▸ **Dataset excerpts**
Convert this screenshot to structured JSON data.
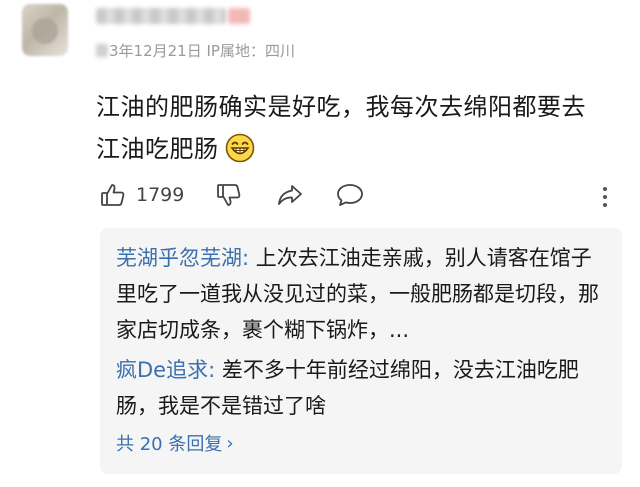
{
  "comment": {
    "meta_date": "3年12月21日",
    "ip_label": "IP属地：四川",
    "text_line1": "江油的肥肠确实是好吃，我每次去绵阳都要去",
    "text_line2": "江油吃肥肠",
    "emoji": "grinning-face"
  },
  "actions": {
    "like_count": "1799"
  },
  "replies": [
    {
      "author": "芜湖乎忽芜湖",
      "colon": ":",
      "text": " 上次去江油走亲戚，别人请客在馆子里吃了一道我从没见过的菜，一般肥肠都是切段，那家店切成条，裹个糊下锅炸，..."
    },
    {
      "author": "疯De追求",
      "colon": ":",
      "text": " 差不多十年前经过绵阳，没去江油吃肥肠，我是不是错过了啥"
    }
  ],
  "more_replies": {
    "label": "共 20 条回复",
    "chevron": "›"
  },
  "colors": {
    "link_blue": "#3a6fb0",
    "reply_bg": "#f5f5f5",
    "meta_gray": "#9a9a9a"
  }
}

▸ **EXERCISE TASK**
Reproduce each line exactly as it appears, omitting the pictures.

▸ **FULL OUTPUT**
Convert this screenshot to structured JSON data.
{
  "comment": {
    "meta_date": "3年12月21日",
    "ip_label": "IP属地：四川",
    "text_line1": "江油的肥肠确实是好吃，我每次去绵阳都要去",
    "text_line2": "江油吃肥肠",
    "emoji": "grinning-face"
  },
  "actions": {
    "like_count": "1799"
  },
  "replies": [
    {
      "author": "芜湖乎忽芜湖",
      "colon": ":",
      "text": " 上次去江油走亲戚，别人请客在馆子里吃了一道我从没见过的菜，一般肥肠都是切段，那家店切成条，裹个糊下锅炸，..."
    },
    {
      "author": "疯De追求",
      "colon": ":",
      "text": " 差不多十年前经过绵阳，没去江油吃肥肠，我是不是错过了啥"
    }
  ],
  "more_replies": {
    "label": "共 20 条回复",
    "chevron": "›"
  },
  "colors": {
    "link_blue": "#3a6fb0",
    "reply_bg": "#f5f5f5",
    "meta_gray": "#9a9a9a"
  }
}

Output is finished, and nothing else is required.